WHAT IS EXPECTED: Retype, word for word, every line starting at the line with "Serialize everything readable" and ending with the final line of the entries; skip the pictures.

═════ STORED DATA ═════

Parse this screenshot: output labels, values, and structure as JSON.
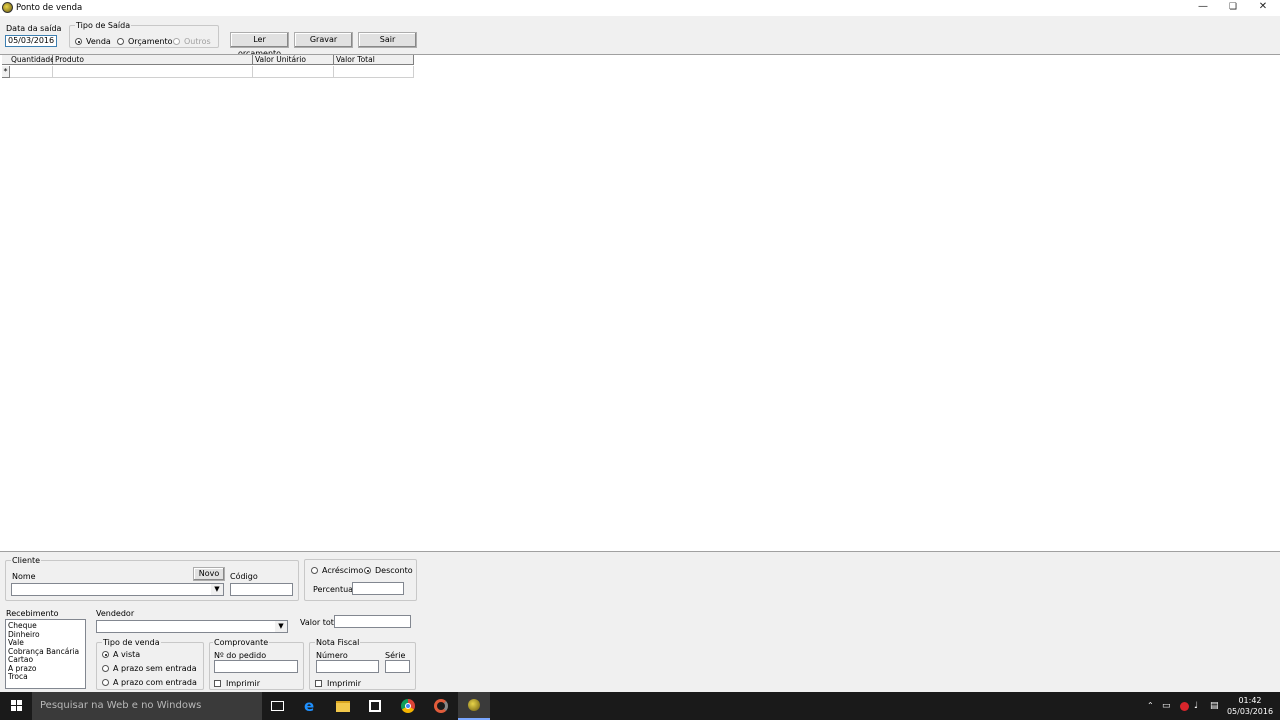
{
  "window": {
    "title": "Ponto de venda",
    "controls": [
      "minimize-icon",
      "restore-icon",
      "close-icon"
    ]
  },
  "toolbar": {
    "data_saida_label": "Data da saída",
    "data_saida_value": "05/03/2016",
    "tipo_saida_legend": "Tipo de Saída",
    "tipo_saida_options": [
      {
        "label": "Venda",
        "selected": true,
        "enabled": true
      },
      {
        "label": "Orçamento",
        "selected": false,
        "enabled": true
      },
      {
        "label": "Outros",
        "selected": false,
        "enabled": false
      }
    ],
    "ler_orcamento_label": "Ler orçamento",
    "gravar_label": "Gravar",
    "sair_label": "Sair"
  },
  "grid": {
    "columns": [
      "Quantidade",
      "Produto",
      "Valor Unitário",
      "Valor Total"
    ],
    "new_row_marker": "*",
    "rows": []
  },
  "cliente": {
    "legend": "Cliente",
    "nome_label": "Nome",
    "nome_value": "",
    "novo_label": "Novo",
    "codigo_label": "Código",
    "codigo_value": ""
  },
  "ajuste": {
    "acrescimo_label": "Acréscimo",
    "desconto_label": "Desconto",
    "selected": "Desconto",
    "percentual_label": "Percentual",
    "percentual_value": ""
  },
  "recebimento": {
    "label": "Recebimento",
    "items": [
      "Cheque",
      "Dinheiro",
      "Vale",
      "Cobrança Bancária",
      "Cartao",
      "A prazo",
      "Troca"
    ]
  },
  "vendedor": {
    "label": "Vendedor",
    "value": ""
  },
  "valor_total": {
    "label": "Valor total",
    "value": ""
  },
  "tipo_venda": {
    "legend": "Tipo de venda",
    "options": [
      {
        "label": "A vista",
        "selected": true
      },
      {
        "label": "A prazo sem entrada",
        "selected": false
      },
      {
        "label": "A prazo com entrada",
        "selected": false
      }
    ]
  },
  "comprovante": {
    "legend": "Comprovante",
    "pedido_label": "Nº do pedido",
    "pedido_value": "",
    "imprimir_label": "Imprimir"
  },
  "nota_fiscal": {
    "legend": "Nota Fiscal",
    "numero_label": "Número",
    "serie_label": "Série",
    "imprimir_label": "Imprimir"
  },
  "taskbar": {
    "search_placeholder": "Pesquisar na Web e no Windows",
    "icons": [
      "task-view-icon",
      "edge-icon",
      "file-explorer-icon",
      "store-icon",
      "chrome-icon",
      "app-icon",
      "ponto-de-venda-icon"
    ],
    "time": "01:42",
    "date": "05/03/2016"
  }
}
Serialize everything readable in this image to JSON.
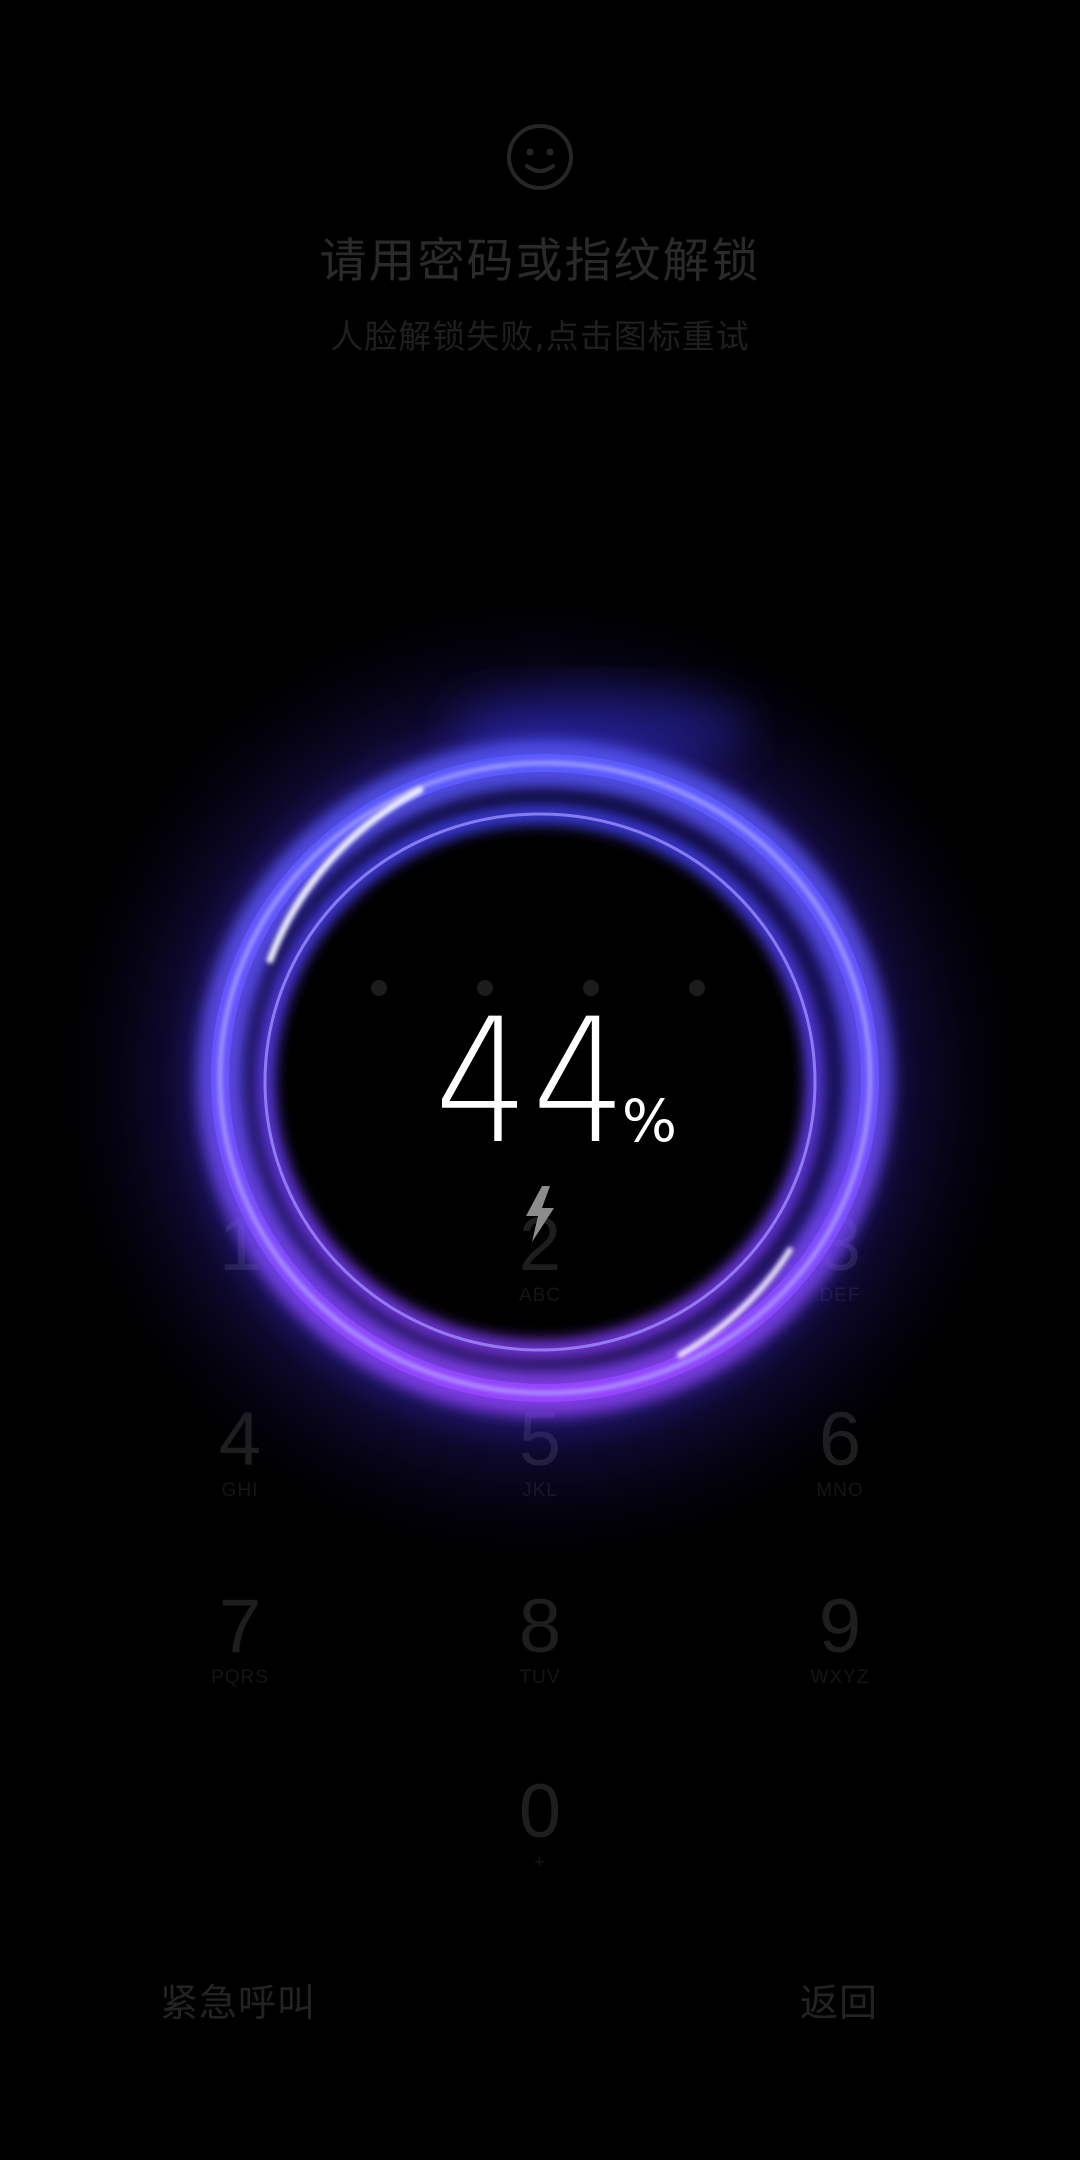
{
  "lock_prompt": {
    "title": "请用密码或指纹解锁",
    "subtitle": "人脸解锁失败,点击图标重试",
    "face_icon": "face-unlock-icon"
  },
  "keypad": {
    "keys": [
      {
        "digit": "1",
        "letters": ""
      },
      {
        "digit": "2",
        "letters": "ABC"
      },
      {
        "digit": "3",
        "letters": "DEF"
      },
      {
        "digit": "4",
        "letters": "GHI"
      },
      {
        "digit": "5",
        "letters": "JKL"
      },
      {
        "digit": "6",
        "letters": "MNO"
      },
      {
        "digit": "7",
        "letters": "PQRS"
      },
      {
        "digit": "8",
        "letters": "TUV"
      },
      {
        "digit": "9",
        "letters": "WXYZ"
      },
      {
        "digit": "0",
        "letters": "+"
      }
    ]
  },
  "bottom_actions": {
    "emergency_call": "紧急呼叫",
    "back": "返回"
  },
  "charging": {
    "battery_percent": "44",
    "unit": "%",
    "charging_icon": "lightning-bolt-icon",
    "ring_colors": {
      "top": "#4b4bff",
      "bottom": "#8a3cff",
      "highlight": "#ffffff"
    }
  }
}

═════

THE SOLUTION:
Serialize everything readable in this image to JSON.
{
  "lock_prompt": {
    "title": "请用密码或指纹解锁",
    "subtitle": "人脸解锁失败,点击图标重试",
    "face_icon": "face-unlock-icon"
  },
  "keypad": {
    "keys": [
      {
        "digit": "1",
        "letters": ""
      },
      {
        "digit": "2",
        "letters": "ABC"
      },
      {
        "digit": "3",
        "letters": "DEF"
      },
      {
        "digit": "4",
        "letters": "GHI"
      },
      {
        "digit": "5",
        "letters": "JKL"
      },
      {
        "digit": "6",
        "letters": "MNO"
      },
      {
        "digit": "7",
        "letters": "PQRS"
      },
      {
        "digit": "8",
        "letters": "TUV"
      },
      {
        "digit": "9",
        "letters": "WXYZ"
      },
      {
        "digit": "0",
        "letters": "+"
      }
    ]
  },
  "bottom_actions": {
    "emergency_call": "紧急呼叫",
    "back": "返回"
  },
  "charging": {
    "battery_percent": "44",
    "unit": "%",
    "charging_icon": "lightning-bolt-icon",
    "ring_colors": {
      "top": "#4b4bff",
      "bottom": "#8a3cff",
      "highlight": "#ffffff"
    }
  }
}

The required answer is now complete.